— THE INPUT —
····················

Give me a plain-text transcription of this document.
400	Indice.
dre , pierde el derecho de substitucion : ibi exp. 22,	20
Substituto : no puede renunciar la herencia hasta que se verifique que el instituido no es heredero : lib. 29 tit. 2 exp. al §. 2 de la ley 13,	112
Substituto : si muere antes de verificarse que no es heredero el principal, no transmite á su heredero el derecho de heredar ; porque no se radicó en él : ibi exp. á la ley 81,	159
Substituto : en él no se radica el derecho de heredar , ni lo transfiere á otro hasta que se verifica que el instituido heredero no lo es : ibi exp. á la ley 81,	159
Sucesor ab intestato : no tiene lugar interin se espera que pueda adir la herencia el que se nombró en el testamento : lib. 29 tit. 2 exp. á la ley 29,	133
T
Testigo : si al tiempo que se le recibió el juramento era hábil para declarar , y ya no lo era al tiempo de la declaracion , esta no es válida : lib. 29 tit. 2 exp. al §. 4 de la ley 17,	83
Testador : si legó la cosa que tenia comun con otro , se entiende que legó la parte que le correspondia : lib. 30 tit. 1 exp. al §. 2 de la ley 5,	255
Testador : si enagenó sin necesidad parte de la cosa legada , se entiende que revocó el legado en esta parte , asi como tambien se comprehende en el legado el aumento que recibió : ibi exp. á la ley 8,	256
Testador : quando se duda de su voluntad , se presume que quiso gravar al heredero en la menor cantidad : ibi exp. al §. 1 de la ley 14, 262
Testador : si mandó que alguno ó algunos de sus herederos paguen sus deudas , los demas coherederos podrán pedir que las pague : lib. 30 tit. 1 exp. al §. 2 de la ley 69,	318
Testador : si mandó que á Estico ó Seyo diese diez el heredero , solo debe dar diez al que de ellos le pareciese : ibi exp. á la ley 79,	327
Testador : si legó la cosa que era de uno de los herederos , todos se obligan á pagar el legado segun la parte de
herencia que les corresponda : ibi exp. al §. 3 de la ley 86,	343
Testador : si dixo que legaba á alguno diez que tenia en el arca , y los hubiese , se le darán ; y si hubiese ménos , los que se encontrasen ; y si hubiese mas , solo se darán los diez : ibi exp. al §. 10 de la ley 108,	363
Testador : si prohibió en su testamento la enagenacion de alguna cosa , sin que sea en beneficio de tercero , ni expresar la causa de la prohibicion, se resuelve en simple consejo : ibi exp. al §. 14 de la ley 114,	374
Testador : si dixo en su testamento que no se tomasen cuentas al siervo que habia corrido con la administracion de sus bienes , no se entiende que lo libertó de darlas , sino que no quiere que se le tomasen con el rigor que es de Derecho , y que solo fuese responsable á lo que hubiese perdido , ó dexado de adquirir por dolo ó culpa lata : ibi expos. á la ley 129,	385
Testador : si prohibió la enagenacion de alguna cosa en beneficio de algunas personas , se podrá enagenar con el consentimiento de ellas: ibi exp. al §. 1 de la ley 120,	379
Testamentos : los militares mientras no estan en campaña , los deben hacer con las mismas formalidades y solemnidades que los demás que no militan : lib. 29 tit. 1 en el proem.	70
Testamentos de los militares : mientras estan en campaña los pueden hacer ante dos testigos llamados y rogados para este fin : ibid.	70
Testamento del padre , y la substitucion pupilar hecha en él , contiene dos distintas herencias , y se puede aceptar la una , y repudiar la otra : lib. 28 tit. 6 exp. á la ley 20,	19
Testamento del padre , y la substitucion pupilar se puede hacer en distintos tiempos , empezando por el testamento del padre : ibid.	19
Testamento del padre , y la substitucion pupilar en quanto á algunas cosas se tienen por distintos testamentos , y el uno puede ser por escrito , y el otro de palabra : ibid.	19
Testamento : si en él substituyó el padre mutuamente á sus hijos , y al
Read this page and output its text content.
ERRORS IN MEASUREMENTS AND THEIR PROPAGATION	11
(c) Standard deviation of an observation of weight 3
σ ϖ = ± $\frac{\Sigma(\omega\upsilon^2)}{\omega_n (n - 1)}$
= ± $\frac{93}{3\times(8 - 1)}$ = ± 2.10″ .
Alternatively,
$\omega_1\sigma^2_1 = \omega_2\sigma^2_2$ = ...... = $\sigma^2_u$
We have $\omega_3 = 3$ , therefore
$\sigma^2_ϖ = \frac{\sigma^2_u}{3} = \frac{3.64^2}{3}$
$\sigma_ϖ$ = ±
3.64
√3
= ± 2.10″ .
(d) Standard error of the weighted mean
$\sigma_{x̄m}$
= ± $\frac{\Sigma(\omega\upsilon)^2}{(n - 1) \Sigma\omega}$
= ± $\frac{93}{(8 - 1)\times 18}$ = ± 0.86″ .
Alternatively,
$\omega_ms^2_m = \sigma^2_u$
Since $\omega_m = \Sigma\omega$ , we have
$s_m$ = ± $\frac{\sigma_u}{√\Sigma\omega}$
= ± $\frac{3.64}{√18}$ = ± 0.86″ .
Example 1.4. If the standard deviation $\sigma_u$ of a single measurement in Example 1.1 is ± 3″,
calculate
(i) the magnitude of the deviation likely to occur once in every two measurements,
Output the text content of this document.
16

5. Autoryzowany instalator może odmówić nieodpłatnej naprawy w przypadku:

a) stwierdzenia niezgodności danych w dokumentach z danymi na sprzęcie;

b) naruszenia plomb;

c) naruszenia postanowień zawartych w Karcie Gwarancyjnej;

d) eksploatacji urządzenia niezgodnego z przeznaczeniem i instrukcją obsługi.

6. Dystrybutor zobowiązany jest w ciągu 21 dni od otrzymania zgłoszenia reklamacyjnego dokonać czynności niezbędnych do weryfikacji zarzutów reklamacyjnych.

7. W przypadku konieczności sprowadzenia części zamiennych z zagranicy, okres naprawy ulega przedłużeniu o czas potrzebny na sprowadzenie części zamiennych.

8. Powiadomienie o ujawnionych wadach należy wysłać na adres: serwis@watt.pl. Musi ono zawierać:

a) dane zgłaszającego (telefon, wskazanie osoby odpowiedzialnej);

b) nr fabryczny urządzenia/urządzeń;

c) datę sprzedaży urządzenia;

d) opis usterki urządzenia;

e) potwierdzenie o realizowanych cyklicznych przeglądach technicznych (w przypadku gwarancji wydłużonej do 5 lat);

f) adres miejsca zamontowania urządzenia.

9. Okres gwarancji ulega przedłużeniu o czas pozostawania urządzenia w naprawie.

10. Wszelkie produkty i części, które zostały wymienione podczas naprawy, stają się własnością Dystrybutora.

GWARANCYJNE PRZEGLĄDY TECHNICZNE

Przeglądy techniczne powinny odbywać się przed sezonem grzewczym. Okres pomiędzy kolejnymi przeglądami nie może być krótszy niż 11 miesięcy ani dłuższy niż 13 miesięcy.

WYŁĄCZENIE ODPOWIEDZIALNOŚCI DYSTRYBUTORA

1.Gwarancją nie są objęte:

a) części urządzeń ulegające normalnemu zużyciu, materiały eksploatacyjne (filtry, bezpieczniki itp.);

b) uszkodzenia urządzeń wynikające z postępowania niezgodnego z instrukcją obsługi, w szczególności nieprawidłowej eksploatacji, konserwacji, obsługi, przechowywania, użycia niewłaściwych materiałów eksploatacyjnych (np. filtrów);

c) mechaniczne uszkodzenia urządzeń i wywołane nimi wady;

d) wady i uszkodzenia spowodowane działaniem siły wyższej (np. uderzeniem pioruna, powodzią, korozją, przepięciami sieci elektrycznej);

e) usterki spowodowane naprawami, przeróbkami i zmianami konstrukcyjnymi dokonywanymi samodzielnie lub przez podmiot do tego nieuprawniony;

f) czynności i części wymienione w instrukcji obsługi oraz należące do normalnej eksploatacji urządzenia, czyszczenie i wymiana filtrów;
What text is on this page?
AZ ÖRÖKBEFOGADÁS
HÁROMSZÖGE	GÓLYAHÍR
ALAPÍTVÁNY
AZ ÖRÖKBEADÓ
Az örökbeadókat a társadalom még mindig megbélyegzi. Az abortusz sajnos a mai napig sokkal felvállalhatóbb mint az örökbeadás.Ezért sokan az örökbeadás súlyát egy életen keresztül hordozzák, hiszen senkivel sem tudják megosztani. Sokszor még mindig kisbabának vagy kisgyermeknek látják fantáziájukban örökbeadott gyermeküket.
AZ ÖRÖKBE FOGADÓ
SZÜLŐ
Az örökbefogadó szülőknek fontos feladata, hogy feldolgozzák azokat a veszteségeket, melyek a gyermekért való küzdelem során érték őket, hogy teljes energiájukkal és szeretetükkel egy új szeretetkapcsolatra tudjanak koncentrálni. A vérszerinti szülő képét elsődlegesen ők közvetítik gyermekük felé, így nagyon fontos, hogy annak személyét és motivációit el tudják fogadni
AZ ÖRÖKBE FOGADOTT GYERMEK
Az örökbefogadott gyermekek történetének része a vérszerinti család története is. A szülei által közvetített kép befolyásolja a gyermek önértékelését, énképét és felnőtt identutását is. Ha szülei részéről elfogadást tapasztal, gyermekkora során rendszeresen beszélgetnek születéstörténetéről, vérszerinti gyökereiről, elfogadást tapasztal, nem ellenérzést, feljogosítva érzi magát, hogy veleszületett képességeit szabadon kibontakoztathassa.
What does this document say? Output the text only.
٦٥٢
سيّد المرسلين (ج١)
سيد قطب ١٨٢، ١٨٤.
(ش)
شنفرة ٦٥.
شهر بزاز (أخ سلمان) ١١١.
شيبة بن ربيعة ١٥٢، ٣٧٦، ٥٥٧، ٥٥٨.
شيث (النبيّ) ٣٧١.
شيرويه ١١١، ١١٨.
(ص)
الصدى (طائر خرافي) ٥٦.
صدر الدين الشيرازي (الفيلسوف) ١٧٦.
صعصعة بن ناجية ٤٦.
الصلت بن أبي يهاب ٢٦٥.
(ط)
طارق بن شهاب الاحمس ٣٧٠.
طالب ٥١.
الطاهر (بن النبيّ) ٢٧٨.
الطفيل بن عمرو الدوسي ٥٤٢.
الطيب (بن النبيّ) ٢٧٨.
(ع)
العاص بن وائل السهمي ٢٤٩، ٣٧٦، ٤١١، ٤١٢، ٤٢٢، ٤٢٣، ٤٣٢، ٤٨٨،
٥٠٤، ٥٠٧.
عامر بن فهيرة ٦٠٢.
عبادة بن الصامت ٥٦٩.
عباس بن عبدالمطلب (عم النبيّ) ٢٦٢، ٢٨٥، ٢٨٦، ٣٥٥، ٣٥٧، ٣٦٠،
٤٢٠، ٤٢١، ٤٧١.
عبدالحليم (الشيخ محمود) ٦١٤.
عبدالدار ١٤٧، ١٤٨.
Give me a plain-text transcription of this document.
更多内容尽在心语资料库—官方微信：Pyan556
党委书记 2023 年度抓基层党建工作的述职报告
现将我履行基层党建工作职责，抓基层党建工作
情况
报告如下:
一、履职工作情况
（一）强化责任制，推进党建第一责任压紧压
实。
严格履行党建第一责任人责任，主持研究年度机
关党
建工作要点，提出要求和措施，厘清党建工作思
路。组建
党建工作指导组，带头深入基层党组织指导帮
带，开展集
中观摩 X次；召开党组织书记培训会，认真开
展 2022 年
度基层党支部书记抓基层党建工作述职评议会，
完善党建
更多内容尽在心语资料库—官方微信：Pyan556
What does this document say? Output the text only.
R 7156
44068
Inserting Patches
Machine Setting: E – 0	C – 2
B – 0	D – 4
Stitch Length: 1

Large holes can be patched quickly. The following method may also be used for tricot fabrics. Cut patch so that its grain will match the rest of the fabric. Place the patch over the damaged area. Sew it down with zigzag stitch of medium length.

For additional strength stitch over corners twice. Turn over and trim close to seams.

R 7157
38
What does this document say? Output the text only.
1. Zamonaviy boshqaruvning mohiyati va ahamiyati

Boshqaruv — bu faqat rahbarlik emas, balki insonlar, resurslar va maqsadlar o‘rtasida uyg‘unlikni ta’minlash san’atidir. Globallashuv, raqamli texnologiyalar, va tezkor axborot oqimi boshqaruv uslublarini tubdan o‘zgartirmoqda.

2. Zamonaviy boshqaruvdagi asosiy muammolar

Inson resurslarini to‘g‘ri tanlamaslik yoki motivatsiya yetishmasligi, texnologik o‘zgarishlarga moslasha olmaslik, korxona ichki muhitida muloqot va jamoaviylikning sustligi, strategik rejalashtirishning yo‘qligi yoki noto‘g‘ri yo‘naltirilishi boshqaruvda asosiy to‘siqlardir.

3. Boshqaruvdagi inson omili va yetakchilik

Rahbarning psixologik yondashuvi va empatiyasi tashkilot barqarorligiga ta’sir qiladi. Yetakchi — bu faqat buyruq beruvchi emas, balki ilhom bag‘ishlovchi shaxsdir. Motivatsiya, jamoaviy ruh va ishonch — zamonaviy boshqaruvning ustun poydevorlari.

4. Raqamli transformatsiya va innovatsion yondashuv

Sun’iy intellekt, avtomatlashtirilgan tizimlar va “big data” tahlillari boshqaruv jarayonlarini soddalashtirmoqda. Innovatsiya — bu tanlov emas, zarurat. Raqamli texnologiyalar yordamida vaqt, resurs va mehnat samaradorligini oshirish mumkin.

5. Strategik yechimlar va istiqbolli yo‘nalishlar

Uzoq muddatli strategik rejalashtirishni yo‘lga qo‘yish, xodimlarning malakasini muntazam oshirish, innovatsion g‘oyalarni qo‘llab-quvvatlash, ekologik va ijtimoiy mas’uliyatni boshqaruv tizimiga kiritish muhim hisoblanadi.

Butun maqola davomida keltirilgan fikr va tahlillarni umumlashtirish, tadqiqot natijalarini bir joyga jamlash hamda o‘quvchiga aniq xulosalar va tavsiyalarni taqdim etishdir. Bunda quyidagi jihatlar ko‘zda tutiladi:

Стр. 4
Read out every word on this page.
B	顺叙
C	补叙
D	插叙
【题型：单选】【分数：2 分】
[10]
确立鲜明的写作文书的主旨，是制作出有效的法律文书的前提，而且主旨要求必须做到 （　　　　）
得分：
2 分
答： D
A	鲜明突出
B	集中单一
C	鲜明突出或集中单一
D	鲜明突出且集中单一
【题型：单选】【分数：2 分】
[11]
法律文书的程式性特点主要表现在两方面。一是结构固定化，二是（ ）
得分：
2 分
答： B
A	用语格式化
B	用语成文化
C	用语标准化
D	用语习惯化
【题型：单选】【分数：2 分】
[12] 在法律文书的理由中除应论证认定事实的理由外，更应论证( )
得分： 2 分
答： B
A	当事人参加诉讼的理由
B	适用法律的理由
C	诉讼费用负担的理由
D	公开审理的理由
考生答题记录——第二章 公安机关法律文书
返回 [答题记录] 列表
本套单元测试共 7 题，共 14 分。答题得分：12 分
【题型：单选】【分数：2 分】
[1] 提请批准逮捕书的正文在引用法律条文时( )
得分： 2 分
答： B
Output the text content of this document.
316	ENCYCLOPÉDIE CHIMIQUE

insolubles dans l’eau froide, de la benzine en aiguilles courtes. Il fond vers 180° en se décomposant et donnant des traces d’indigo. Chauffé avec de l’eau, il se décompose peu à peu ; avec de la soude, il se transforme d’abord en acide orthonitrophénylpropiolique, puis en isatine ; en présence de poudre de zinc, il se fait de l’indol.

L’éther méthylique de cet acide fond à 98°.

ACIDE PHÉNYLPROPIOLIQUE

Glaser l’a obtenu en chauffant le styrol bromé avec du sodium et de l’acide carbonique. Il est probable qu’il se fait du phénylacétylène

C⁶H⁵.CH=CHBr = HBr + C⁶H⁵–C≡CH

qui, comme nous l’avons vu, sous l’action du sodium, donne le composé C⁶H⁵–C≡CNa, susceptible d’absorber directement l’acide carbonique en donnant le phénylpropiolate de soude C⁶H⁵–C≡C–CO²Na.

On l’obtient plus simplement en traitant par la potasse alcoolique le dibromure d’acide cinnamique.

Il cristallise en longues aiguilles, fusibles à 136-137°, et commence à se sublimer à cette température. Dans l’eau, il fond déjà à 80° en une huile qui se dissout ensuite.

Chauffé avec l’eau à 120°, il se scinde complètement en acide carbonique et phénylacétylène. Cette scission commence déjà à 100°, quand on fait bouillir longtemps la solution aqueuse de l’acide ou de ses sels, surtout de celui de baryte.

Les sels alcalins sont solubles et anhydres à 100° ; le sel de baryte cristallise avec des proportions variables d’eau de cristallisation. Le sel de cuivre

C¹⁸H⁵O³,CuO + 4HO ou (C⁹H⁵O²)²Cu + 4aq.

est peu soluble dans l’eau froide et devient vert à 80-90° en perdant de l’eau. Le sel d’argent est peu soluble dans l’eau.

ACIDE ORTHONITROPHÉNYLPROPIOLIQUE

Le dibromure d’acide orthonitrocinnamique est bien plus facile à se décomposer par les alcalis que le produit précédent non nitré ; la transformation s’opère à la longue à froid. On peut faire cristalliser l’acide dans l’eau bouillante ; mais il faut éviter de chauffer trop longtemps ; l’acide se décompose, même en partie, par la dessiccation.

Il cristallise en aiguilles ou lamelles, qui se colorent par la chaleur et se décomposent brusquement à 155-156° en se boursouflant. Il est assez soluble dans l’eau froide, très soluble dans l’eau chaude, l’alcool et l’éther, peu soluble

····················

— WORK TO COMPLETE —
Which lines hold the string "commence"? Copy all of them from the data above.

— COMPLETE ANSWER —
Il cristallise en longues aiguilles, fusibles à 136-137°, et commence à se sublimer à cette température. Dans l’eau, il fond déjà à 80° en une huile qui se dissout ensuite.
Chauffé avec l’eau à 120°, il se scinde complètement en acide carbonique et phénylacétylène. Cette scission commence déjà à 100°, quand on fait bouillir longtemps la solution aqueuse de l’acide ou de ses sels, surtout de celui de baryte.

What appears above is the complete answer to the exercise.